# [RECORDS FOR THIS EXERCISE]
▬▬▬▬▬▬
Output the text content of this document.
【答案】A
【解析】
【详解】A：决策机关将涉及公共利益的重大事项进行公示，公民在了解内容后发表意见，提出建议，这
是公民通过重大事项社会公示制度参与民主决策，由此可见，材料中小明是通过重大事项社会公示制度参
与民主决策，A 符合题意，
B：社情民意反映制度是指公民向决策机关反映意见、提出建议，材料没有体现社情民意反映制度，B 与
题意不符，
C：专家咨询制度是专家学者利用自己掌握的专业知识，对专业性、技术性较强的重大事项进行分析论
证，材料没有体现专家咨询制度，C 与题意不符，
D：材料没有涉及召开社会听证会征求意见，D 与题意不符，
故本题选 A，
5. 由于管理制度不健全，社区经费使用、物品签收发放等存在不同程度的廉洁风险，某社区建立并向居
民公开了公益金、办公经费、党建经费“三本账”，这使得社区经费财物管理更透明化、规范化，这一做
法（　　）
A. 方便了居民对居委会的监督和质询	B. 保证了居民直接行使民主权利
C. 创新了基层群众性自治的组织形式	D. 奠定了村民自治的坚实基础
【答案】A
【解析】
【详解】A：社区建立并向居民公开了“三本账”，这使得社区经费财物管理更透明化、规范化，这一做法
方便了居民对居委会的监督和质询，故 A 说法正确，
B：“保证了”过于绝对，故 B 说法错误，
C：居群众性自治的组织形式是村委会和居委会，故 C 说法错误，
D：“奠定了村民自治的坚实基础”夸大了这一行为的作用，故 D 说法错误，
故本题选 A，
▬▬▬▬▬▬
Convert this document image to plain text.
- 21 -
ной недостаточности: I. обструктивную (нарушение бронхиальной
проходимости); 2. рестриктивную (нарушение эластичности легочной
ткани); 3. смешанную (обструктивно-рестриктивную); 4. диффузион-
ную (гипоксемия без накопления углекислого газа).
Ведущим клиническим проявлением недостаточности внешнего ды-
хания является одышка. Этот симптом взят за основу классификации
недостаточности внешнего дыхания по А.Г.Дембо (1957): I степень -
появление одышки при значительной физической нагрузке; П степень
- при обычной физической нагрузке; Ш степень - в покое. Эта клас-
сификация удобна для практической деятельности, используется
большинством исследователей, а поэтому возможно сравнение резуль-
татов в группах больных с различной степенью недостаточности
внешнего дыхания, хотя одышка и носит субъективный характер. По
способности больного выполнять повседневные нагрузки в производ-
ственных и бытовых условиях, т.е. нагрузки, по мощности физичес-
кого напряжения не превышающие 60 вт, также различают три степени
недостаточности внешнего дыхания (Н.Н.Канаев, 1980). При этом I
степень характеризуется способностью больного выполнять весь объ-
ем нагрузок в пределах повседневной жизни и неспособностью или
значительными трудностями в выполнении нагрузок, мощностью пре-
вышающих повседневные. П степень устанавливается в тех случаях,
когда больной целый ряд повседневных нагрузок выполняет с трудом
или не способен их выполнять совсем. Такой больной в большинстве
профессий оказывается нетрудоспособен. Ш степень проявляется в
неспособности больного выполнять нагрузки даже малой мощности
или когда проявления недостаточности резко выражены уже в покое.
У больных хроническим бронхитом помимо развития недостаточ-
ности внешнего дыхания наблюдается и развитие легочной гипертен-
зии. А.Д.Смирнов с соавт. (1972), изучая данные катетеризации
▬▬▬▬▬▬
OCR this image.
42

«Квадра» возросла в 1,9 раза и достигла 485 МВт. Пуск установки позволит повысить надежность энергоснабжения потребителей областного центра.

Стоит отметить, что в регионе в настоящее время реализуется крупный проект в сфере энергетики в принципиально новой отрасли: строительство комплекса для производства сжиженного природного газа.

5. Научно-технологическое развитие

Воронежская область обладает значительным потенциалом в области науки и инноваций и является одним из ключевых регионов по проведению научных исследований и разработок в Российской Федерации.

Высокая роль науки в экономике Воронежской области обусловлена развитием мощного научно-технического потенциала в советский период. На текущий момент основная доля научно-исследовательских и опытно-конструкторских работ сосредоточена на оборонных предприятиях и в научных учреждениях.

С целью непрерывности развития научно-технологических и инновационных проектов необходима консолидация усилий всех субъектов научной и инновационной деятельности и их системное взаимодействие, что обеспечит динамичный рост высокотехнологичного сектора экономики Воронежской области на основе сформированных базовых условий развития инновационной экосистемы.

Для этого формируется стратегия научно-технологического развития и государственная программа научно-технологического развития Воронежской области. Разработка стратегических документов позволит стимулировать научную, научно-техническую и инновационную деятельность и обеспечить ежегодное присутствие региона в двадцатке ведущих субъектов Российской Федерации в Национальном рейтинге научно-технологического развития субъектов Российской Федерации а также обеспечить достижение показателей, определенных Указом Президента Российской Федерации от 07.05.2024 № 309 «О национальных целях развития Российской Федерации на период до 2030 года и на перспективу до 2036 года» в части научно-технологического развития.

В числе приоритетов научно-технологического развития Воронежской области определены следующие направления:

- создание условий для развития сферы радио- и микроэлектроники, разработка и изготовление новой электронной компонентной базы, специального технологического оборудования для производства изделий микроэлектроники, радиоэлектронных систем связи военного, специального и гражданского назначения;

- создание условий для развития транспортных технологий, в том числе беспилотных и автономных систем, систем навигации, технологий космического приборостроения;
▬▬▬▬▬▬
# [EXERCISE DETAILS]
In the listing, find all lines with the string "деятельности" and copy them.

# [EXERCISE ANSWER]
сификация удобна для практической деятельности, используется
С целью непрерывности развития научно-технологических и инновационных проектов необходима консолидация усилий всех субъектов научной и инновационной деятельности и их системное взаимодействие, что обеспечит динамичный рост высокотехнологичного сектора экономики Воронежской области на основе сформированных базовых условий развития инновационной экосистемы.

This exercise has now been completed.